▶ Stated goal: Arrange every line of the material as a Markdown table with the columns Row and Line. Number the rows, and leave out blank lines and pictures.

▶ Records shown:

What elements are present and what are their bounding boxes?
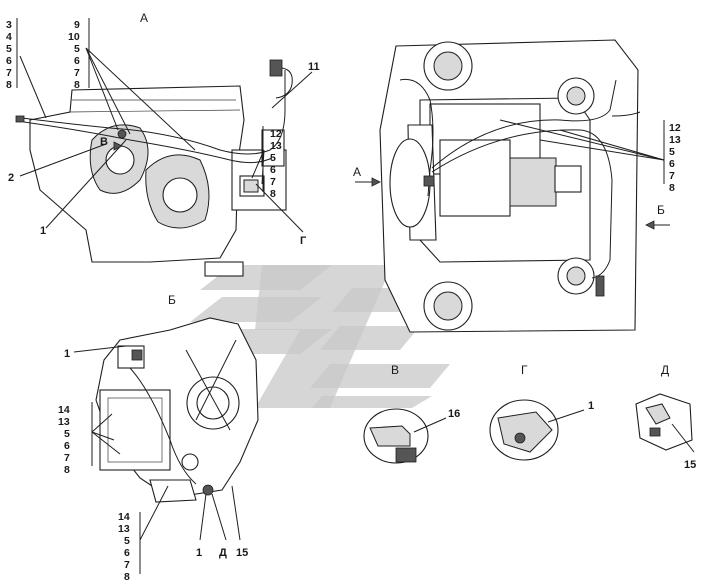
callout-d-marker: Д (219, 547, 227, 559)
callout-stack-top-left-1: 3 4 5 6 7 8 (6, 19, 12, 91)
callout-15-view-b: 15 (236, 547, 248, 559)
svg-text:6: 6 (74, 55, 80, 67)
view-title-v: В (391, 363, 399, 377)
callout-stack-top-left-2: 9 10 5 6 7 8 (68, 19, 80, 91)
callout-v-marker: В (100, 136, 108, 148)
svg-text:9: 9 (74, 19, 80, 31)
callout-stack-view-b-2: 14 13 5 6 7 8 (118, 511, 130, 582)
callout-2: 2 (8, 172, 14, 184)
svg-text:6: 6 (669, 158, 675, 170)
svg-text:5: 5 (74, 43, 80, 55)
svg-text:7: 7 (124, 559, 130, 571)
callout-16-view-v: 16 (448, 408, 460, 420)
view-title-g: Г (521, 363, 528, 377)
svg-text:8: 8 (64, 464, 70, 476)
svg-text:5: 5 (669, 146, 675, 158)
callout-stack-view-b-1: 14 13 5 6 7 8 (58, 404, 70, 476)
callout-stack-top-right: 12 13 5 6 7 8 (669, 122, 681, 194)
svg-text:8: 8 (74, 79, 80, 91)
top-right-view (379, 39, 641, 333)
svg-text:8: 8 (6, 79, 12, 91)
view-title-b: Б (168, 293, 176, 307)
svg-text:10: 10 (68, 31, 80, 43)
top-right-leaders (355, 119, 670, 230)
svg-text:3: 3 (6, 19, 12, 31)
view-b (73, 317, 259, 574)
svg-text:5: 5 (64, 428, 70, 440)
svg-text:5: 5 (124, 535, 130, 547)
arrow-label-a: А (353, 165, 361, 179)
svg-text:8: 8 (669, 182, 675, 194)
svg-text:5: 5 (270, 152, 276, 164)
svg-text:14: 14 (118, 511, 130, 523)
svg-text:8: 8 (270, 188, 276, 200)
svg-text:13: 13 (270, 140, 282, 152)
svg-text:7: 7 (64, 452, 70, 464)
view-title-d: Д (661, 363, 669, 377)
svg-text:5: 5 (6, 43, 12, 55)
svg-text:7: 7 (270, 176, 276, 188)
svg-text:7: 7 (74, 67, 80, 79)
callout-g-marker: Г (300, 235, 307, 247)
svg-text:13: 13 (118, 523, 130, 535)
svg-text:6: 6 (124, 547, 130, 559)
svg-text:12: 12 (669, 122, 681, 134)
arrow-label-b: Б (657, 203, 665, 217)
svg-text:4: 4 (6, 31, 12, 43)
callout-1-view-b-bottom: 1 (196, 547, 202, 559)
callout-1-view-b: 1 (64, 348, 70, 360)
svg-text:14: 14 (58, 404, 70, 416)
svg-text:7: 7 (6, 67, 12, 79)
svg-text:6: 6 (270, 164, 276, 176)
view-g (489, 399, 585, 461)
svg-text:13: 13 (669, 134, 681, 146)
top-left-view (15, 59, 293, 277)
svg-text:6: 6 (64, 440, 70, 452)
svg-text:12: 12 (270, 128, 282, 140)
svg-text:6: 6 (6, 55, 12, 67)
svg-text:7: 7 (669, 170, 675, 182)
svg-text:8: 8 (124, 571, 130, 582)
callout-1-top-left: 1 (40, 225, 46, 237)
view-d (635, 393, 695, 453)
top-left-leaders (16, 18, 313, 233)
callout-stack-top-left-3: 12 13 5 6 7 8 (270, 128, 282, 200)
callout-11: 11 (308, 61, 320, 73)
svg-text:13: 13 (58, 416, 70, 428)
view-v (363, 408, 447, 464)
callout-1-view-g: 1 (588, 400, 594, 412)
callout-15-view-d: 15 (684, 459, 696, 471)
view-title-a: А (140, 11, 148, 25)
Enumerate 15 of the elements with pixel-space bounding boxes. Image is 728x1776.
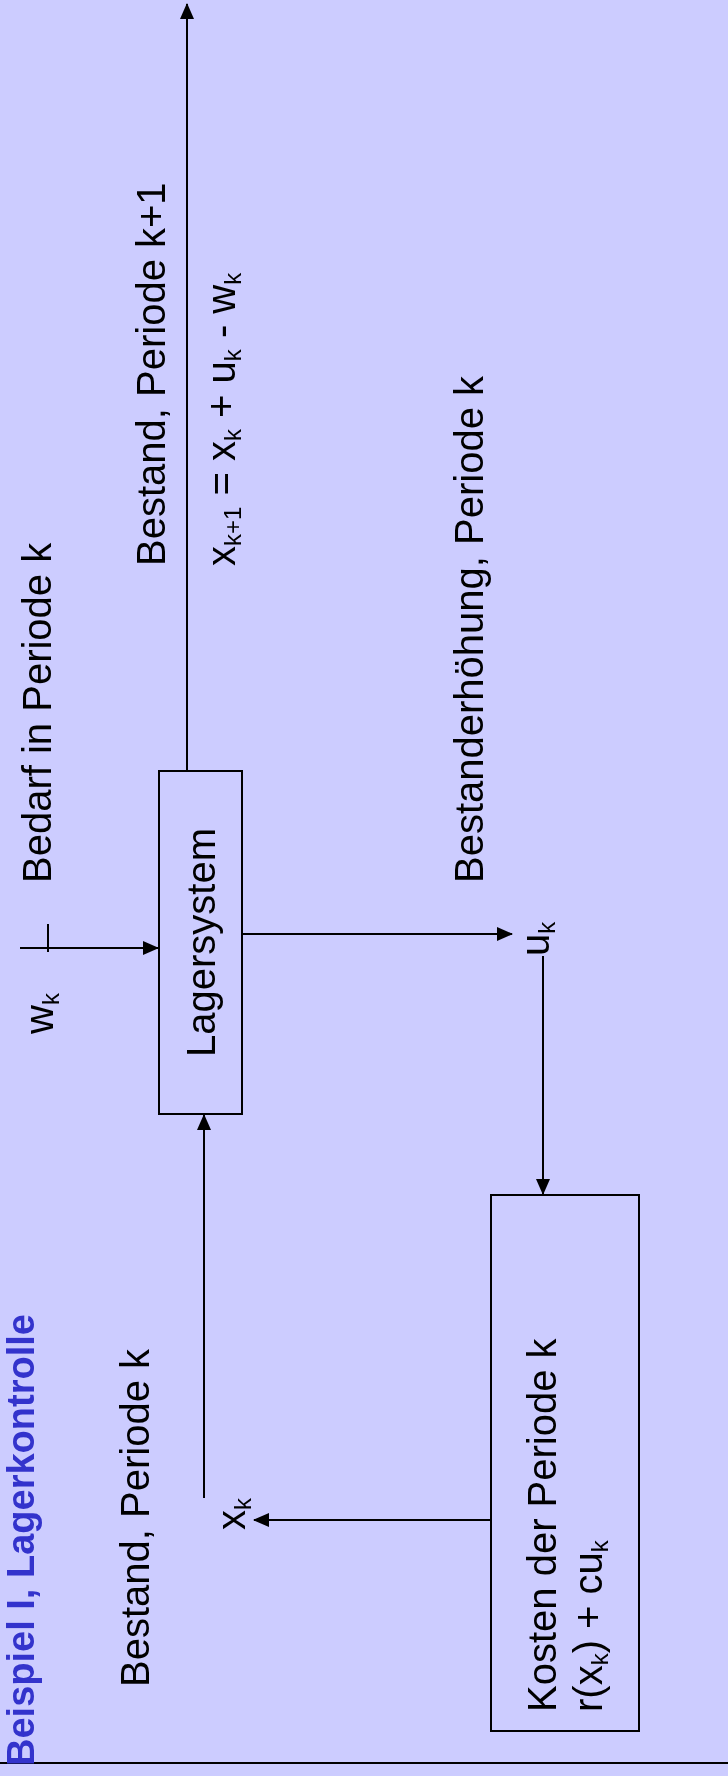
- node-description: Bestand, Periode k: [112, 1349, 158, 1687]
- box-title: Lagersystem: [177, 828, 224, 1057]
- process-box: [158, 770, 243, 1115]
- arrow: [242, 927, 513, 941]
- arrow: [536, 955, 550, 1195]
- arrow: [180, 3, 194, 771]
- process-box: [490, 1194, 640, 1732]
- arrow: [19, 941, 159, 955]
- title: Beispiel I, Lagerkontrolle: [0, 1314, 43, 1766]
- edge-label: Bestand, Periode k+1: [128, 182, 174, 566]
- node-description: Bedarf in Periode k: [14, 542, 60, 883]
- box-title: Kosten der Periode k: [519, 1338, 565, 1712]
- arrow: [197, 1114, 211, 1499]
- node-description: Bestanderhöhung, Periode k: [446, 375, 492, 883]
- arrow: [253, 1513, 491, 1527]
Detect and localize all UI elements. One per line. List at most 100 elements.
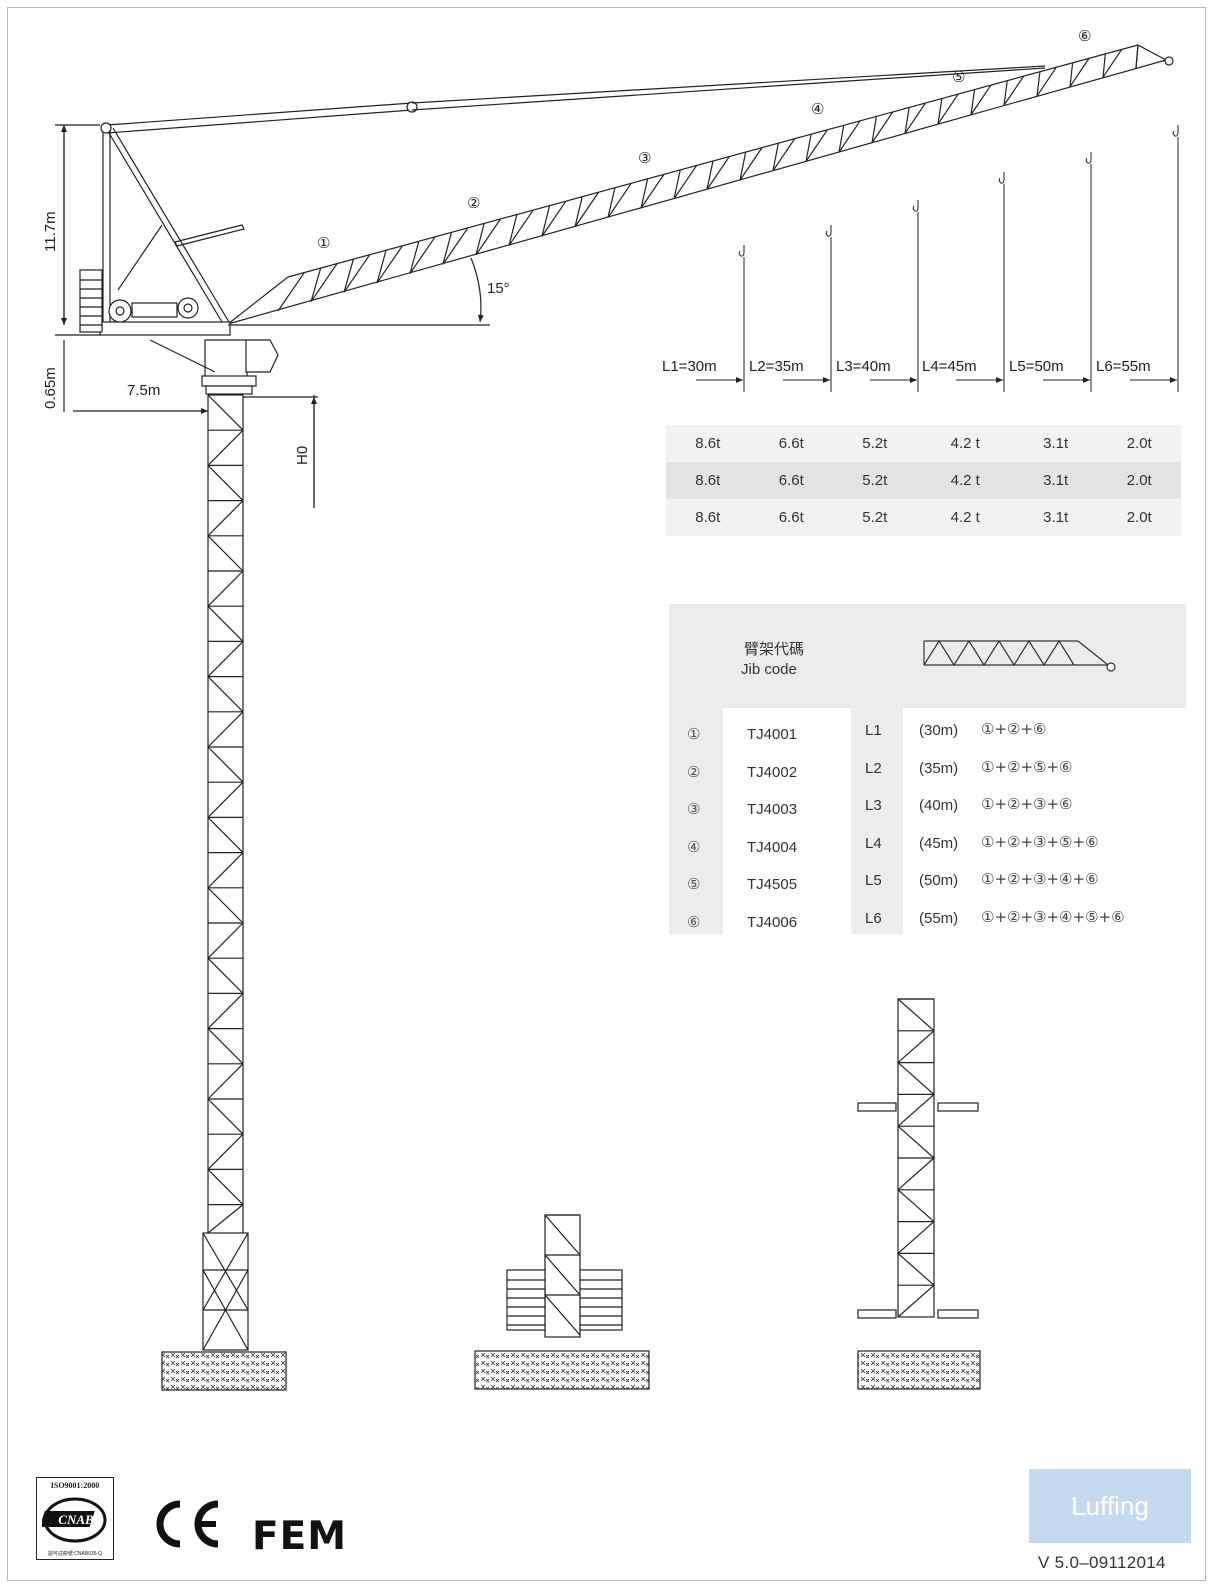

▶ The response:
| Row | Line |
|---|---|
| 1 | What elements are present and what are their bounding boxes? |
| 2 | callout-d-marker: Д (219, 547, 227, 559) |
| 3 | callout-stack-top-left-1: 3 4 5 6 7 8 (6, 19, 12, 91) |
| 4 | callout-15-view-b: 15 (236, 547, 248, 559) |
| 5 | svg-text:6: 6 (74, 55, 80, 67) |
| 6 | view-title-v: В (391, 363, 399, 377) |
| 7 | callout-stack-top-left-2: 9 10 5 6 7 8 (68, 19, 80, 91) |
| 8 | callout-v-marker: В (100, 136, 108, 148) |
| 9 | svg-text:9: 9 (74, 19, 80, 31) |
| 10 | callout-stack-view-b-2: 14 13 5 6 7 8 (118, 511, 130, 582) |
| 11 | callout-2: 2 (8, 172, 14, 184) |
| 12 | svg-text:6: 6 (669, 158, 675, 170) |
| 13 | svg-text:5: 5 (74, 43, 80, 55) |
| 14 | svg-text:7: 7 (124, 559, 130, 571) |
| 15 | callout-16-view-v: 16 (448, 408, 460, 420) |
| 16 | view-title-g: Г (521, 363, 528, 377) |
| 17 | svg-text:8: 8 (64, 464, 70, 476) |
| 18 | svg-text:5: 5 (669, 146, 675, 158) |
| 19 | callout-stack-view-b-1: 14 13 5 6 7 8 (58, 404, 70, 476) |
| 20 | callout-stack-top-right: 12 13 5 6 7 8 (669, 122, 681, 194) |
| 21 | svg-text:8: 8 (74, 79, 80, 91) |
| 22 | top-right-view (379, 39, 641, 333) |
| 23 | svg-text:8: 8 (6, 79, 12, 91) |
| 24 | view-title-b: Б (168, 293, 176, 307) |
| 25 | svg-text:10: 10 (68, 31, 80, 43) |
| 26 | top-right-leaders (355, 119, 670, 230) |
| 27 | svg-text:3: 3 (6, 19, 12, 31) |
| 28 | view-b (73, 317, 259, 574) |
| 29 | svg-text:5: 5 (64, 428, 70, 440) |
| 30 | svg-text:5: 5 (124, 535, 130, 547) |
| 31 | arrow-label-a: А (353, 165, 361, 179) |
| 32 | svg-text:8: 8 (669, 182, 675, 194) |
| 33 | svg-text:5: 5 (270, 152, 276, 164) |
| 34 | svg-text:14: 14 (118, 511, 130, 523) |
| 35 | svg-text:8: 8 (270, 188, 276, 200) |
| 36 | svg-text:13: 13 (270, 140, 282, 152) |
| 37 | svg-text:7: 7 (64, 452, 70, 464) |
| 38 | view-title-d: Д (661, 363, 669, 377) |
| 39 | svg-text:5: 5 (6, 43, 12, 55) |
| 40 | svg-text:7: 7 (270, 176, 276, 188) |
| 41 | svg-text:7: 7 (74, 67, 80, 79) |
| 42 | callout-g-marker: Г (300, 235, 307, 247) |
| 43 | svg-text:13: 13 (118, 523, 130, 535) |
| 44 | svg-text:6: 6 (124, 547, 130, 559) |
| 45 | svg-text:12: 12 (669, 122, 681, 134) |
| 46 | arrow-label-b: Б (657, 203, 665, 217) |
| 47 | svg-text:4: 4 (6, 31, 12, 43) |
| 48 | callout-1-view-b-bottom: 1 (196, 547, 202, 559) |
| 49 | callout-1-view-b: 1 (64, 348, 70, 360) |
| 50 | svg-text:14: 14 (58, 404, 70, 416) |
| 51 | svg-text:7: 7 (6, 67, 12, 79) |
| 52 | svg-text:6: 6 (270, 164, 276, 176) |
| 53 | view-g (489, 399, 585, 461) |
| 54 | svg-text:13: 13 (669, 134, 681, 146) |
| 55 | top-left-view (15, 59, 293, 277) |
| 56 | svg-text:6: 6 (64, 440, 70, 452) |
| 57 | svg-text:12: 12 (270, 128, 282, 140) |
| 58 | svg-text:6: 6 (6, 55, 12, 67) |
| 59 | svg-text:7: 7 (669, 170, 675, 182) |
| 60 | svg-text:8: 8 (124, 571, 130, 582) |
| 61 | callout-1-top-left: 1 (40, 225, 46, 237) |
| 62 | view-d (635, 393, 695, 453) |
| 63 | top-left-leaders (16, 18, 313, 233) |
| 64 | callout-stack-top-left-3: 12 13 5 6 7 8 (270, 128, 282, 200) |
| 65 | callout-11: 11 (308, 61, 320, 73) |
| 66 | svg-text:13: 13 (58, 416, 70, 428) |
| 67 | view-v (363, 408, 447, 464) |
| 68 | callout-1-view-g: 1 (588, 400, 594, 412) |
| 69 | callout-15-view-d: 15 (684, 459, 696, 471) |
| 70 | view-title-a: А (140, 11, 148, 25) |
| 71 | Enumerate 15 of the elements with pixel-space bounding boxes. Image is 728x1776. |
| 72 | - node-description: Bestand, Periode k: [112, 1349, 158, 1687] |
| 73 | - box-title: Lagersystem: [177, 828, 224, 1057] |
| 74 | - process-box: [158, 770, 243, 1115] |
| 75 | - arrow: [242, 927, 513, 941] |
| 76 | - arrow: [536, 955, 550, 1195] |
| 77 | - arrow: [180, 3, 194, 771] |
| 78 | - process-box: [490, 1194, 640, 1732] |
| 79 | - arrow: [19, 941, 159, 955] |
| 80 | - title: Beispiel I, Lagerkontrolle: [0, 1314, 43, 1766] |
| 81 | - edge-label: Bestand, Periode k+1: [128, 182, 174, 566] |
| 82 | - node-description: Bedarf in Periode k: [14, 542, 60, 883] |
| 83 | - box-title: Kosten der Periode k: [519, 1338, 565, 1712] |
| 84 | - arrow: [197, 1114, 211, 1499] |
| 85 | - node-description: Bestanderhöhung, Periode k: [446, 375, 492, 883] |
| 86 | - arrow: [253, 1513, 491, 1527] |
| 87 | Detect and localize all UI elements. One per line. List at most 100 elements. |